## START

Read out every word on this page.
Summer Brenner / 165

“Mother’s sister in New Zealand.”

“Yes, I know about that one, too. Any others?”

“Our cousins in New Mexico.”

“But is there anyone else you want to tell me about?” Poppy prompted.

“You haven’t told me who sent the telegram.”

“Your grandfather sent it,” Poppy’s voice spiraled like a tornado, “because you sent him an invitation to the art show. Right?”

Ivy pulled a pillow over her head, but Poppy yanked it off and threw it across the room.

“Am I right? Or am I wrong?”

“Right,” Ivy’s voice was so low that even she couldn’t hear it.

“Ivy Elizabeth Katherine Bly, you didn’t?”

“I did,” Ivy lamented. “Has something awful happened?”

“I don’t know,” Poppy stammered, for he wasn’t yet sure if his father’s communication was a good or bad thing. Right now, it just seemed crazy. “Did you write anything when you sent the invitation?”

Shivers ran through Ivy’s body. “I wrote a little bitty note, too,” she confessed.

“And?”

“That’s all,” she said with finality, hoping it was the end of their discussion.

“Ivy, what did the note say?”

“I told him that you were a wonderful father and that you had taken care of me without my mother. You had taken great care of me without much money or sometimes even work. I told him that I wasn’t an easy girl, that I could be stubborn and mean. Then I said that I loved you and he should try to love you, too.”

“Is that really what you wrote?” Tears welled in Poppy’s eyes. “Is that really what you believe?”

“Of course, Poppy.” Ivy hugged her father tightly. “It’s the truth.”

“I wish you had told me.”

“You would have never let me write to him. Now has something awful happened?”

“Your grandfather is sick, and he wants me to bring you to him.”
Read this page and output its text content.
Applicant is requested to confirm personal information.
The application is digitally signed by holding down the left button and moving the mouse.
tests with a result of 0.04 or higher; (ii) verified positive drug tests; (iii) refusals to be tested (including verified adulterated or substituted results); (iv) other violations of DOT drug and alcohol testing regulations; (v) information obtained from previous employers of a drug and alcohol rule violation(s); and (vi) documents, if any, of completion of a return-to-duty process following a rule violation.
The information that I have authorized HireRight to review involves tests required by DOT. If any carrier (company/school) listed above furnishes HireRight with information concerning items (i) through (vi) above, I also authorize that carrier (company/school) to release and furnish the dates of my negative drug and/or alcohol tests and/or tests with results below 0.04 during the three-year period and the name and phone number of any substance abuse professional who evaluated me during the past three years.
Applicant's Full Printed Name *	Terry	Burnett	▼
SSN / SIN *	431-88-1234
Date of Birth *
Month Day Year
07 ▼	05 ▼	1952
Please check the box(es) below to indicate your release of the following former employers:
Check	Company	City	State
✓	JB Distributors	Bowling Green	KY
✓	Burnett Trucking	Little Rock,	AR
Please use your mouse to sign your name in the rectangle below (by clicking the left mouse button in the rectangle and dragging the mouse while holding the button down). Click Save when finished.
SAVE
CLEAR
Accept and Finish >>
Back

## END

PROBLEM STATEMENT:
Spot every line that holds "Please" and copy it.

SOLVED EXERCISE:
Please check the box(es) below to indicate your release of the following former employers:
Please use your mouse to sign your name in the rectangle below (by clicking the left mouse button in the rectangle and dragging the mouse while holding the button down). Click Save when finished.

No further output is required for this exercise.